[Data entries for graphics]
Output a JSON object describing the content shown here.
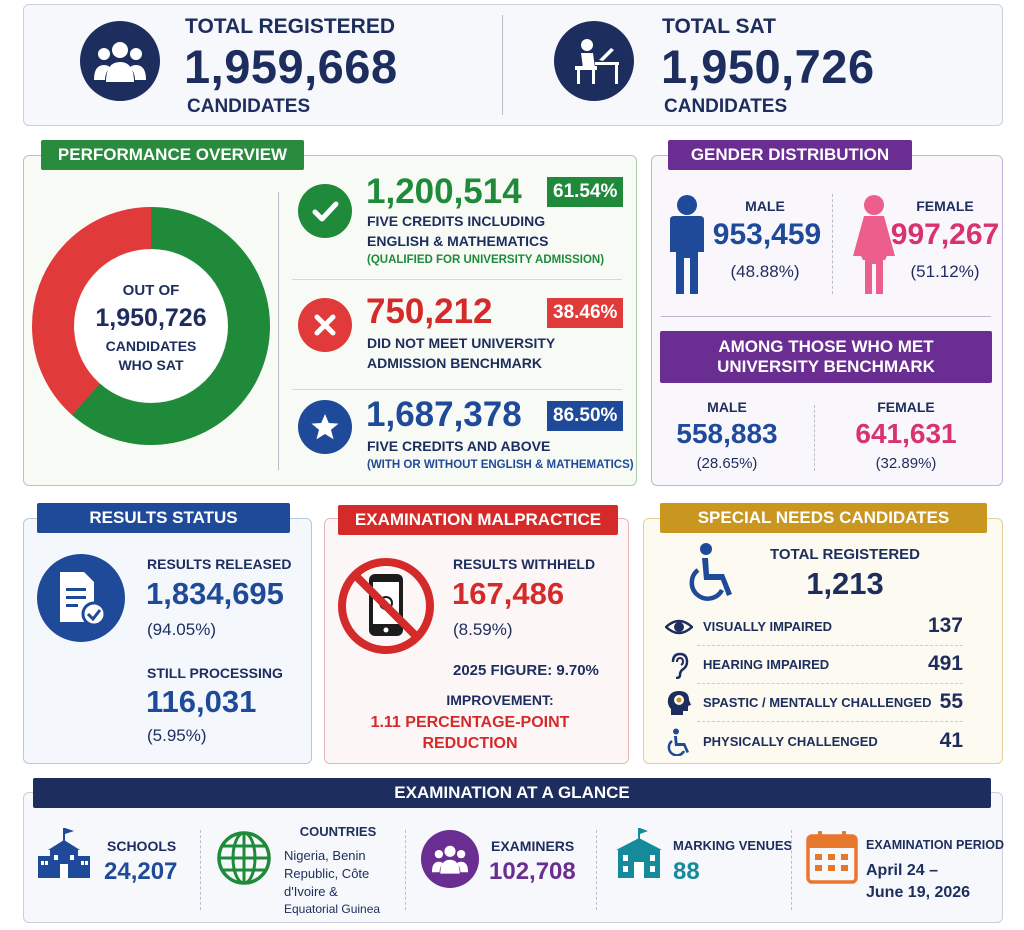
{
  "totals": {
    "registered": {
      "label": "TOTAL REGISTERED",
      "value": "1,959,668",
      "unit": "CANDIDATES",
      "icon": "people-group-icon"
    },
    "sat": {
      "label": "TOTAL SAT",
      "value": "1,950,726",
      "unit": "CANDIDATES",
      "icon": "student-desk-icon"
    }
  },
  "performance": {
    "title": "PERFORMANCE OVERVIEW",
    "donut": {
      "line1": "OUT OF",
      "value": "1,950,726",
      "line2": "CANDIDATES",
      "line3": "WHO SAT",
      "green_fraction": 0.6154,
      "red_fraction": 0.3846,
      "green": "#1f8a3a",
      "red": "#e03a3a"
    },
    "items": [
      {
        "value": "1,200,514",
        "pct": "61.54%",
        "line1": "FIVE CREDITS INCLUDING",
        "line2": "ENGLISH & MATHEMATICS",
        "note": "(QUALIFIED FOR UNIVERSITY ADMISSION)",
        "icon": "check-icon",
        "color": "#1f8a3a"
      },
      {
        "value": "750,212",
        "pct": "38.46%",
        "line1": "DID NOT MEET UNIVERSITY",
        "line2": "ADMISSION BENCHMARK",
        "icon": "x-icon",
        "color": "#d42a2a"
      },
      {
        "value": "1,687,378",
        "pct": "86.50%",
        "line1": "FIVE CREDITS AND ABOVE",
        "note": "(WITH OR WITHOUT ENGLISH & MATHEMATICS)",
        "icon": "star-icon",
        "color": "#1f4a9a"
      }
    ]
  },
  "gender": {
    "title": "GENDER DISTRIBUTION",
    "male": {
      "label": "MALE",
      "value": "953,459",
      "pct": "(48.88%)"
    },
    "female": {
      "label": "FEMALE",
      "value": "997,267",
      "pct": "(51.12%)"
    },
    "benchmark_title_1": "AMONG THOSE WHO MET",
    "benchmark_title_2": "UNIVERSITY BENCHMARK",
    "bm_male": {
      "label": "MALE",
      "value": "558,883",
      "pct": "(28.65%)"
    },
    "bm_female": {
      "label": "FEMALE",
      "value": "641,631",
      "pct": "(32.89%)"
    }
  },
  "results": {
    "title": "RESULTS STATUS",
    "released_label": "RESULTS RELEASED",
    "released_value": "1,834,695",
    "released_pct": "(94.05%)",
    "processing_label": "STILL PROCESSING",
    "processing_value": "116,031",
    "processing_pct": "(5.95%)"
  },
  "malpractice": {
    "title": "EXAMINATION MALPRACTICE",
    "withheld_label": "RESULTS WITHHELD",
    "withheld_value": "167,486",
    "withheld_pct": "(8.59%)",
    "figure_2025": "2025 FIGURE: 9.70%",
    "improvement_label": "IMPROVEMENT:",
    "improvement_1": "1.11 PERCENTAGE-POINT",
    "improvement_2": "REDUCTION"
  },
  "special": {
    "title": "SPECIAL NEEDS CANDIDATES",
    "total_label": "TOTAL REGISTERED",
    "total_value": "1,213",
    "rows": [
      {
        "label": "VISUALLY IMPAIRED",
        "value": "137",
        "icon": "eye-icon"
      },
      {
        "label": "HEARING IMPAIRED",
        "value": "491",
        "icon": "ear-icon"
      },
      {
        "label": "SPASTIC / MENTALLY CHALLENGED",
        "value": "55",
        "icon": "head-brain-icon"
      },
      {
        "label": "PHYSICALLY CHALLENGED",
        "value": "41",
        "icon": "wheelchair-icon"
      }
    ]
  },
  "glance": {
    "title": "EXAMINATION AT A GLANCE",
    "schools_label": "SCHOOLS",
    "schools_value": "24,207",
    "countries_label": "COUNTRIES",
    "countries_1": "Nigeria, Benin",
    "countries_2": "Republic, Côte",
    "countries_3": "d'Ivoire &",
    "countries_4": "Equatorial Guinea",
    "examiners_label": "EXAMINERS",
    "examiners_value": "102,708",
    "venues_label": "MARKING VENUES",
    "venues_value": "88",
    "period_label": "EXAMINATION PERIOD",
    "period_1": "April 24 –",
    "period_2": "June 19, 2026"
  }
}
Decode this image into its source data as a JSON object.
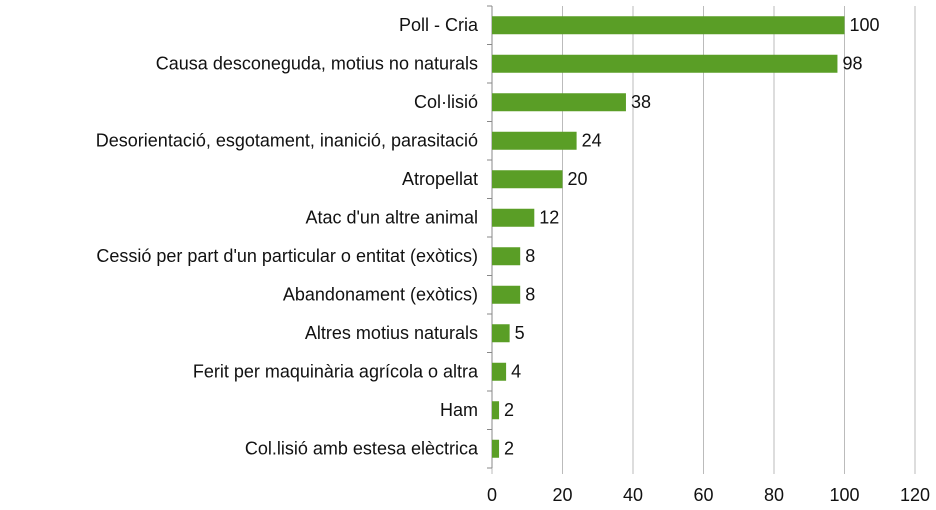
{
  "chart_data": {
    "type": "bar",
    "orientation": "horizontal",
    "categories": [
      "Poll - Cria",
      "Causa desconeguda, motius no naturals",
      "Col·lisió",
      "Desorientació, esgotament, inanició, parasitació",
      "Atropellat",
      "Atac d'un altre animal",
      "Cessió per part d'un particular o entitat (exòtics)",
      "Abandonament (exòtics)",
      "Altres motius naturals",
      "Ferit per maquinària agrícola o altra",
      "Ham",
      "Col.lisió amb estesa elèctrica"
    ],
    "values": [
      100,
      98,
      38,
      24,
      20,
      12,
      8,
      8,
      5,
      4,
      2,
      2
    ],
    "color": "#5a9e26",
    "xlim": [
      0,
      120
    ],
    "xticks": [
      0,
      20,
      40,
      60,
      80,
      100,
      120
    ],
    "grid": true
  }
}
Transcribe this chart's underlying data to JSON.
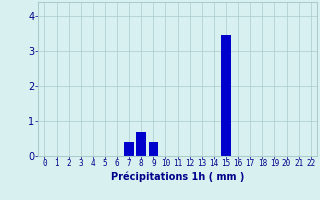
{
  "hours": [
    0,
    1,
    2,
    3,
    4,
    5,
    6,
    7,
    8,
    9,
    10,
    11,
    12,
    13,
    14,
    15,
    16,
    17,
    18,
    19,
    20,
    21,
    22
  ],
  "values": [
    0,
    0,
    0,
    0,
    0,
    0,
    0,
    0.4,
    0.7,
    0.4,
    0,
    0,
    0,
    0,
    0,
    3.45,
    0,
    0,
    0,
    0,
    0,
    0,
    0
  ],
  "bar_color": "#0000cc",
  "background_color": "#d9f0f0",
  "grid_color": "#aacccc",
  "xlabel": "Précipitations 1h ( mm )",
  "xlabel_color": "#00008b",
  "tick_color": "#00008b",
  "ylim": [
    0,
    4.4
  ],
  "yticks": [
    0,
    1,
    2,
    3,
    4
  ],
  "xlim": [
    -0.5,
    22.5
  ],
  "figsize": [
    3.2,
    2.0
  ],
  "dpi": 100
}
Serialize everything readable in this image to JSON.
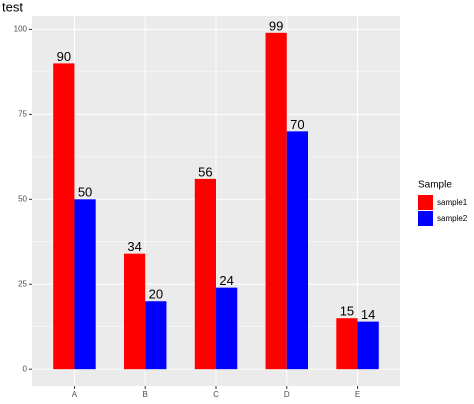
{
  "chart_data": {
    "type": "bar",
    "title": "test",
    "categories": [
      "A",
      "B",
      "C",
      "D",
      "E"
    ],
    "series": [
      {
        "name": "sample1",
        "color": "#ff0000",
        "values": [
          90,
          34,
          56,
          99,
          15
        ]
      },
      {
        "name": "sample2",
        "color": "#0000ff",
        "values": [
          50,
          20,
          24,
          70,
          14
        ]
      }
    ],
    "legend_title": "Sample",
    "legend_position": "right",
    "ylim": [
      -4.95,
      103.95
    ],
    "yticks": [
      0,
      25,
      50,
      75,
      100
    ],
    "grid": true
  }
}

**Task brief**
Filter out all lines lacking the word "FIVE" and copy the rest.

**Answer to this problem**
        "line1": "FIVE CREDITS INCLUDING",
        "line1": "FIVE CREDITS AND ABOVE",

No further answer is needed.